WHAT NEEDS TO BE DONE: Return all lines that include the string "JSON".

PROVIDED DATA:
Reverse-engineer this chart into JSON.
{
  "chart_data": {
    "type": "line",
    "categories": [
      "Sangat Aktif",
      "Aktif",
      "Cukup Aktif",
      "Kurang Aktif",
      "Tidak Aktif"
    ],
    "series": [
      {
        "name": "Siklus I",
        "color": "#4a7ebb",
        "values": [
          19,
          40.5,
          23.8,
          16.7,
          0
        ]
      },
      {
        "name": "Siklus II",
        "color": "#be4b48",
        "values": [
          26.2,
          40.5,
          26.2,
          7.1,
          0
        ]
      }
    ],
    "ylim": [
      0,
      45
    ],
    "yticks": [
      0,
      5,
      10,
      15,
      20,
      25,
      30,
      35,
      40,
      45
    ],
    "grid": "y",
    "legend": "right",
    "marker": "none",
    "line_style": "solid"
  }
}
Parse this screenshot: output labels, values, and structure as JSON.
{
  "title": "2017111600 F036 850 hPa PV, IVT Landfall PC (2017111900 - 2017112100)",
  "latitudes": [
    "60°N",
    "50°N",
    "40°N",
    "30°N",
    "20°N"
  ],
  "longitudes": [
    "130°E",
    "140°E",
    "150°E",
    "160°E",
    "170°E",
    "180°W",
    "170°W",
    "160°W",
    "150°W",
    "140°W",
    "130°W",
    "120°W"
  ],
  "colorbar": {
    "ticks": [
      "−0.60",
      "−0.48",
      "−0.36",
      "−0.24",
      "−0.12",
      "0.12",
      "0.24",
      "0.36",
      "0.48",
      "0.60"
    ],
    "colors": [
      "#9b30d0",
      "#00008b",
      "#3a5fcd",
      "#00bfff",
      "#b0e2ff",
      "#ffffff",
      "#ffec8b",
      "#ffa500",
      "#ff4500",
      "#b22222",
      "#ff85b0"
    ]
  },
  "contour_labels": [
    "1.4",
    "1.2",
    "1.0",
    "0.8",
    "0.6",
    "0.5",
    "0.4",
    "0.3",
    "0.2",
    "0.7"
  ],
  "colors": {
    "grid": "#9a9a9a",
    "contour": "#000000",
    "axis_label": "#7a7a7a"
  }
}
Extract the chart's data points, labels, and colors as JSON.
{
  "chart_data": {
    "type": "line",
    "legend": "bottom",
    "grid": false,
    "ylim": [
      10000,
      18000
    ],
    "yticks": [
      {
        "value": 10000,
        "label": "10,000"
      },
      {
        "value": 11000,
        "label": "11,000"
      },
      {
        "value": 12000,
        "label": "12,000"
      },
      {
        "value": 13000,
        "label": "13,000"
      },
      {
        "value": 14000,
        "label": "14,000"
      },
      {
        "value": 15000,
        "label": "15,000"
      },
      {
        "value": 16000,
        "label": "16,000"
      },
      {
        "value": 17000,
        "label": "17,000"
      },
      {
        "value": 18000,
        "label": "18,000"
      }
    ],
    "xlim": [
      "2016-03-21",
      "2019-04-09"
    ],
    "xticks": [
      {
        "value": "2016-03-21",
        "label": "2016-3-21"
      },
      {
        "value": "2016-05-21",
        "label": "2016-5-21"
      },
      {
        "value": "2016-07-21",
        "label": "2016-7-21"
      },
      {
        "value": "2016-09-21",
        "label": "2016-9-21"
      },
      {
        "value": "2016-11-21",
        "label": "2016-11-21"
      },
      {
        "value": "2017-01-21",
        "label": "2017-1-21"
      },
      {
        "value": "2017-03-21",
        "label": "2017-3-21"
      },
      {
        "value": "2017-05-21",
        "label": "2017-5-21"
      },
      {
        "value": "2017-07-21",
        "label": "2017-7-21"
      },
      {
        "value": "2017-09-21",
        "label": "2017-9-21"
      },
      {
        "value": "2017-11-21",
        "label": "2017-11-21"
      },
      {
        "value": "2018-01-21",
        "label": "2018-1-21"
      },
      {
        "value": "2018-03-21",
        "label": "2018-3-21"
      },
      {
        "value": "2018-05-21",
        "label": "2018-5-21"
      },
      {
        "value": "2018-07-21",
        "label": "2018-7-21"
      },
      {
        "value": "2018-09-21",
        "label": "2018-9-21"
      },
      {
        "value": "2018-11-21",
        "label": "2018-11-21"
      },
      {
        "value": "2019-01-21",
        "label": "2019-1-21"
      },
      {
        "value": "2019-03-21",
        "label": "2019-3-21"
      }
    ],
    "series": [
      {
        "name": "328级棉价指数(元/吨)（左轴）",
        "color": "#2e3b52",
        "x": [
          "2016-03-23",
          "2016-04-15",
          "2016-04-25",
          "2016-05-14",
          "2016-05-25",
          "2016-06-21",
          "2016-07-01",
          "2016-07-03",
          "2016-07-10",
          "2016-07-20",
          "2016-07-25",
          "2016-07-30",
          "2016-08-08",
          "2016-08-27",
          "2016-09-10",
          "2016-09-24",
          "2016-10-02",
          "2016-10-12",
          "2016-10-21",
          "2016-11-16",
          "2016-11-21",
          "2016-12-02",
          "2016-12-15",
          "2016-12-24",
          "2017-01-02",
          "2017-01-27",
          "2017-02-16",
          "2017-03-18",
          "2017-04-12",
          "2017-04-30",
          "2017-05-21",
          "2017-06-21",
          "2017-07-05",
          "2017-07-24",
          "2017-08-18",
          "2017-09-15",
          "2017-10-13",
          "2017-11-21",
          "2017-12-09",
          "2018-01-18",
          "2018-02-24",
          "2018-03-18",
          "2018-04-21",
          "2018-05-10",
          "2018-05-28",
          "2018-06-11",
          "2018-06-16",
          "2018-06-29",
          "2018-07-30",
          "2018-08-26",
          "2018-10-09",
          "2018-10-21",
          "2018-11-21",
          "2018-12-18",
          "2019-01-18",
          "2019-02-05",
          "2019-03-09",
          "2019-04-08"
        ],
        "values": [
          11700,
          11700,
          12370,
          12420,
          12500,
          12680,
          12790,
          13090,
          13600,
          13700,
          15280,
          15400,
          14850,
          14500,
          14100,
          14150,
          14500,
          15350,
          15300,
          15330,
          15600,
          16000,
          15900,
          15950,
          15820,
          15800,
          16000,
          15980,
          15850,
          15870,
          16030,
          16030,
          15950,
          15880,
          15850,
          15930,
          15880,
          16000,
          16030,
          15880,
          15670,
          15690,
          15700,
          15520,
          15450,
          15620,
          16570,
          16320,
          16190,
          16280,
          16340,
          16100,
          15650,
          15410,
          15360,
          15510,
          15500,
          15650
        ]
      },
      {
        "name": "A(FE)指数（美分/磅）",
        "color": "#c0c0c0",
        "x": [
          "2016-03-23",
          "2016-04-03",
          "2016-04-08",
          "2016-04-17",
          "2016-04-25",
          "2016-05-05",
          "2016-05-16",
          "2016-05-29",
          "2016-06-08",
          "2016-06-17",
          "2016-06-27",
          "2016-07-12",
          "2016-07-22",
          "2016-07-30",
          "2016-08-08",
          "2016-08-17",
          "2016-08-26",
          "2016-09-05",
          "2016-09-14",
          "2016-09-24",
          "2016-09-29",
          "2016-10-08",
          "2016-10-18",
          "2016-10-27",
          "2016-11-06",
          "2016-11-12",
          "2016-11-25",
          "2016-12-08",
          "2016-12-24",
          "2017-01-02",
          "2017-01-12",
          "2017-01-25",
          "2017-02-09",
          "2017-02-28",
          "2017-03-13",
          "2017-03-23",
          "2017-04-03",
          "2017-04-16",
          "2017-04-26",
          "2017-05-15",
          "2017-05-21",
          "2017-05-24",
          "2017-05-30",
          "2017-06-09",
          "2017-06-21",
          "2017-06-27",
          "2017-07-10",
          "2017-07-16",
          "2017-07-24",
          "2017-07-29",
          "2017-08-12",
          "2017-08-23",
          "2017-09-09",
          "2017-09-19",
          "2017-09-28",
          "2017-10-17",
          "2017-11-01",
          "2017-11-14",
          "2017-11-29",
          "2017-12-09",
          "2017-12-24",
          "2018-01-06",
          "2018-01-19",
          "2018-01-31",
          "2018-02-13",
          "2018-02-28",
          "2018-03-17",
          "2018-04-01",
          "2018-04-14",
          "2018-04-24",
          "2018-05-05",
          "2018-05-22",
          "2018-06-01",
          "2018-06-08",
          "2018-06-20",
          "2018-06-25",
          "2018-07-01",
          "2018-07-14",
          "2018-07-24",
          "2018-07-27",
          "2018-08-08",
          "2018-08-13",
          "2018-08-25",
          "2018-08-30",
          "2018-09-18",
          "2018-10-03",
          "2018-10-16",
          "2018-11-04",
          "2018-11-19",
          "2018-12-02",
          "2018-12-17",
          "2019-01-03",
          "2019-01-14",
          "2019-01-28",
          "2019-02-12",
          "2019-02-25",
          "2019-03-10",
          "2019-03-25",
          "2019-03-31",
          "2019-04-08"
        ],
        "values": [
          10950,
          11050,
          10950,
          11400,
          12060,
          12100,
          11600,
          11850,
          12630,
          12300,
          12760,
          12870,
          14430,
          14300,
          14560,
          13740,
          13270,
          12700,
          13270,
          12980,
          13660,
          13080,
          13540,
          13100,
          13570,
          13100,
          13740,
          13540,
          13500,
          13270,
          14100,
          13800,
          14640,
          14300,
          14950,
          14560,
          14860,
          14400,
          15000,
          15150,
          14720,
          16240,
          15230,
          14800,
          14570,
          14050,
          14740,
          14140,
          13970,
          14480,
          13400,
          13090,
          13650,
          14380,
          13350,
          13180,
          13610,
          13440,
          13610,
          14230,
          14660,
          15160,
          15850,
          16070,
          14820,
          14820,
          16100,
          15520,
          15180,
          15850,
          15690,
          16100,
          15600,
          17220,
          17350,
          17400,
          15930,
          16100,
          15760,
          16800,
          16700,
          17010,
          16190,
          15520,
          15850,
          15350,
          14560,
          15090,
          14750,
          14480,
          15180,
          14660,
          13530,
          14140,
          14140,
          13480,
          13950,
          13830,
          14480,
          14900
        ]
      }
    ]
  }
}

WORKED SOLUTION:
Reverse-engineer this chart into JSON.
Parse this screenshot: output labels, values, and structure as JSON.
Extract the chart's data points, labels, and colors as JSON.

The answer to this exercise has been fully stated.